PROBLEMS AND TASKS:
1) Please quote the part of the C# garbage article that opens with the words containing "Do either test" and closes with "bytes of garbage.".
2) According to the C# garbage article, what type is int? syntax sugar for?
3) Carry on writing the C# garbage article from the point where it stops.

PROVIDED TEXT:
▽

Three Garbage Examples

C# (and any language that runs on the CLR) is a garbage-collected language, meaning that objects that have no references to them remaining will have their memory reclaimed at some point in the future. Creating too much garbage (by creating too many ephemeral objects or over-using the new keyword) can induce the garbage-collector too frequently, slowing down the entire application.

Often the source of the garbage is obvious, and culpable code can be refactored in such a way that memory is reused or not so trivially thrown away. However, I've compiled three more esoteric and perhaps unexpected examples of code that generates a lot of garbage below. Enjoy!

The Nullable Paradox

Code

Consider the following code:

private static void DoTestA() {
    int? maybeInt = null;
    for (int i = 0; i < 100000; ++i) {
        DoSomething(maybeInt);
    }
}
 
private static void DoTestB() {
    int? maybeInt = 3;
    for (int i = 0; i < 100000; ++i) {
        DoSomething(maybeInt);
    }
}
 
private static void DoSomething(object o) {
    // Do something...
}

View Code Fullscreen • "The Nullable Paradox Problem Code"
Do either test methods produce garbage? If so, which one do you think produces more? Do they both create garbage equally?

Answer

DoTestA creates 0 bytes of garbage.
DoTestB creates 2.344 MiB of garbage.

Explanation

Because objects are usually reference types and placed on the managed heap, the code that deals with our object "o" in DoSomething will be compiled to treat it as such.

However, maybeInt is a value type of type Nullable<int> (int? is syntax sugar for Nullable<int>) and passed on the stack. So, for the compiled code to work correctly, the value must be boxed and put in a temporary object on the heap. Once DoSomething returns, the temporary object is no longer referenced anywhere and becomes garbage. But because we're doing this 100,000 times (in a loop), this quickly adds up, and we end up with over 2MiB of garbage.

What's somewhat paradoxical about this is that DoTestA doesn't suffer from this problem, despite also appearing to pass a Nullable<int> to DoSomething.

This is because what's actually happening when you pass a nullable value as an object is that the CLR will either pass null or a boxed value, depending on whether your nullable has a value set. Because null is simply a null reference, no boxing is required in the first case.

Workaround

The best way to solve this problem is to generify the DoSomething method:

private static void DoSomething<T>(T o) {
    // Do something...
}

View Code Fullscreen • "Generified DoSomething"
Now maybeInt will be passed to DoSomething as a Nullable<int>, and due to generic reification, DoSomething will be compiled specially for Nullable<int> to take advantage of its stack-based nature.

If you can't change the target method you can also pre-box your value type outside of the loop:

private static void DoTestB() {
    int? maybeInt = 3;
    object maybeIntAsObj = maybeInt;
    for (int i = 0; i < 100000; ++i) {
        DoSomething(maybeIntAsObj);
    }
}

View Code Fullscreen • "Nullable Paradox Alternative Workaround"

△

DATA:
▽

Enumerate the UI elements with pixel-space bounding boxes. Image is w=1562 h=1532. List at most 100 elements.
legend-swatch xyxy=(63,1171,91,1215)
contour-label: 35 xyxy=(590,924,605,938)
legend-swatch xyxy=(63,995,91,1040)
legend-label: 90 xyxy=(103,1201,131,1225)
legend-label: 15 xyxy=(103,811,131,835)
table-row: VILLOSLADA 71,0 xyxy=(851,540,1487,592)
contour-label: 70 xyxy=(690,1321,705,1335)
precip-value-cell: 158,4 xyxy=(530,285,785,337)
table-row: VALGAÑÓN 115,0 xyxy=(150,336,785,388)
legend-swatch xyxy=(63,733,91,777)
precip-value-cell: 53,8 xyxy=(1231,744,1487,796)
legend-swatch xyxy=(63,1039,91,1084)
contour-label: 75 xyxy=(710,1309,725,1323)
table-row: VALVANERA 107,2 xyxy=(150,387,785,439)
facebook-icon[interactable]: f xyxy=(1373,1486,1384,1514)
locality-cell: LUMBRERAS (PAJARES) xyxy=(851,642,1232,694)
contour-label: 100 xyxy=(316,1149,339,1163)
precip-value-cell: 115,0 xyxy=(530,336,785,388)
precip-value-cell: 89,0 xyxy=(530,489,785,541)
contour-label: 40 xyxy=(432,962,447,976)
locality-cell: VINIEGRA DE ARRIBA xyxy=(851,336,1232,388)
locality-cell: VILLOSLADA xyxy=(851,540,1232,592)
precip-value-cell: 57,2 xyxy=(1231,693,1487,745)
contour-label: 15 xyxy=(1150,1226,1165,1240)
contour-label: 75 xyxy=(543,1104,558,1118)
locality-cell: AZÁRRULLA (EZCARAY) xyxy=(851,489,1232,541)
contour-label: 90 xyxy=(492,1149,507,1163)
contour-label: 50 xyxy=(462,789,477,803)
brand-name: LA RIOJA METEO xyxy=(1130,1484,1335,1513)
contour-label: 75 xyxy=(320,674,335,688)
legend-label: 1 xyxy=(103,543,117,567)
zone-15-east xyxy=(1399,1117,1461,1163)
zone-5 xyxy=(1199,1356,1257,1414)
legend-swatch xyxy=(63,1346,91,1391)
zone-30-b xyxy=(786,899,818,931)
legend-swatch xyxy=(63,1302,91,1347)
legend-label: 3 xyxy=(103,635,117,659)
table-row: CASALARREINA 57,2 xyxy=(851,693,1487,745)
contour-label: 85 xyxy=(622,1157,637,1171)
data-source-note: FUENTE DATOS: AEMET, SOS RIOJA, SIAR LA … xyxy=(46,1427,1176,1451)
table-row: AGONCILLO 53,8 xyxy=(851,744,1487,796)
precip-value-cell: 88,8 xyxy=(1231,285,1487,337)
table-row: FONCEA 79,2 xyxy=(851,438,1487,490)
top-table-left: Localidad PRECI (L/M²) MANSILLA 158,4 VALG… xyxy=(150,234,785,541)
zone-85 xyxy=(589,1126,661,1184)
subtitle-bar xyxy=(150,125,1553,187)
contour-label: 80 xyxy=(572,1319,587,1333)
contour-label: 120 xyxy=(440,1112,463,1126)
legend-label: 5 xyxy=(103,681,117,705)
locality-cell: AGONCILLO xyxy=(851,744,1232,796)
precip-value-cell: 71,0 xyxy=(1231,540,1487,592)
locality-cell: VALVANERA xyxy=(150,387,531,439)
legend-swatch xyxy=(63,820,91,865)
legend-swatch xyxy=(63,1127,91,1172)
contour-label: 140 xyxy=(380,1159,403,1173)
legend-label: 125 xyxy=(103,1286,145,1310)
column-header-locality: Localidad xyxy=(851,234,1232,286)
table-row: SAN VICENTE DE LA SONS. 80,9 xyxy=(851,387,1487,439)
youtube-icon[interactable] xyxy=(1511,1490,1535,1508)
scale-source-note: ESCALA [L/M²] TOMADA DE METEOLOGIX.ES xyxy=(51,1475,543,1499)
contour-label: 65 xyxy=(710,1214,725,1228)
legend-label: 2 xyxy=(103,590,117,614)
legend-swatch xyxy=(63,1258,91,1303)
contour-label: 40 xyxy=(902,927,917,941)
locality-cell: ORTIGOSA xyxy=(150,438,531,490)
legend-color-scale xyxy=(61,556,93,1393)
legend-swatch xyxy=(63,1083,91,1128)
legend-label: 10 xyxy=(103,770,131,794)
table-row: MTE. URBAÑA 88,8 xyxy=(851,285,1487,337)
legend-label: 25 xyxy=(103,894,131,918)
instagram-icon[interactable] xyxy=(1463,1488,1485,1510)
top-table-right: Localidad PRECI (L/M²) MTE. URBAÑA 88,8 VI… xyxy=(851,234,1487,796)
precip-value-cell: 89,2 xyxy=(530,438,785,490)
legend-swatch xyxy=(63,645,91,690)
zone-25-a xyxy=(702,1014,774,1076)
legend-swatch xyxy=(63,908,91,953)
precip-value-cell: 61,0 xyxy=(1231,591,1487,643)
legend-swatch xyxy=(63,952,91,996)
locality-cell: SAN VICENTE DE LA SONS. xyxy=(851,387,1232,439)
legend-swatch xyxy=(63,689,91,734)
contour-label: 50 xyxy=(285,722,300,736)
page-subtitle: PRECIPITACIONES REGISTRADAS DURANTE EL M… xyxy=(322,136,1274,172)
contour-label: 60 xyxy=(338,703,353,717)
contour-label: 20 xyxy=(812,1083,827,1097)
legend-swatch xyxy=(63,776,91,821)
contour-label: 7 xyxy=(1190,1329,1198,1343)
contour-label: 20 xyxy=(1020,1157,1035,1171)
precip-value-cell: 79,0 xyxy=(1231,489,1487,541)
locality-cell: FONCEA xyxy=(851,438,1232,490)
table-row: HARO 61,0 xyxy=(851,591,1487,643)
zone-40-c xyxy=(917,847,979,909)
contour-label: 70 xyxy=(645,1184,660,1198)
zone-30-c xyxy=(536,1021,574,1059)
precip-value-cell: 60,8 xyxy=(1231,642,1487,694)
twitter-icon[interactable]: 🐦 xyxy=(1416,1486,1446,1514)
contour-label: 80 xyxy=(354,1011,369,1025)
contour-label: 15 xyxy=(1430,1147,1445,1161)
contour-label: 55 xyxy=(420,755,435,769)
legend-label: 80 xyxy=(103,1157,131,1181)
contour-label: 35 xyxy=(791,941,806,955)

△

ANSWERS PROVIDED:
1)
Do either test methods produce garbage? If so, which one do you think produces more? Do they both create garbage equally?

Answer

DoTestA creates 0 bytes of garbage.

2) Nullable<int>

3)
This way we've boxed the value once, before the loop begins, and can pass that same 'box' to DoSomething for each iteration.

I'm not sure why the compiler can't make this optimisation itself, interestingly. It may just be that this isn't considered a particularly worthwhile thing to implement.

Purchasing Power

Code

Once again, consider the following code:

static readonly IDictionary<User, IEnumerable<Purchase>> userPurchases;
 
private static void DoTest() {
    foreach (var kvp in userPurchases) {
        PrintUserDetails(kvp.Key);
        foreach (var purchase in kvp.Value) {
            PrintPurchaseDetails(purchase);
        }
    }
}

View Code Fullscreen • "Purchasing Power Problem Example"
Assume that userPurchases has been instantiated and filled with 100,000 users worth of data, each with 200 purchases.

PrintUserDetails and PrintPurchaseDetails simply write to a log file and are not the source of any garbage.

How much garbage would you expect to see generated from this method?

Answer

DoTest creates 840 KiB of garbage.

Explanation

The reason for this is that the collection (userPurchases) is a dictionary whose values are an IEnumerable<T> rather than simply a concrete/actual collection type. As you probably know, IEnumerable<T> is an interface.

When you write a foreach loop, the compiler essentially performs an act of compile-time duck typing, and looks for method called GetEnumerator on the collection type. It then uses the enumerator returned by that method to enumerate through all the values in the collection.

When we dive in to the .NET source for example on List<T> we can see that GetEnumerator returns an "Enumerator", which is a struct declared inside the List class itself.

public Enumerator GetEnumerator() {
    return new Enumerator(this);
}
 
public struct Enumerator : IEnumerator<T>, System.Collections.IEnumerator {
    // ...
}

View Code Fullscreen • "List<T>.Enumerator"
The reason this is a struct is so that you can go around creating enumerators all over the code (via GetEnumerator) without creating a load of short-lived objects.

However, somewhat ironically, we accidentally defeat that optimisation when we use the any collection type through an interface. GetEnumerator on IEnumerable<T> looks like this:

IEnumerator<T> GetEnumerator();

View Code Fullscreen • "IEnumerable<T>.GetEnumerator()"
This means that the struct Enumerator given to us by the underlying List<T> implementation (or whichever collection type you're using) will now be boxed so as to be usable through a reference to an IEnumerator<T>.

When you're iterating through a single collection this doesn't add up to much, but if you have a collection of collections you'll create garbage for each inner collection; and that's how DoTestB() ends up creating almost a meg of garbage doing nothing more than iterating!

Workaround

...There isn't one that I can think of, really.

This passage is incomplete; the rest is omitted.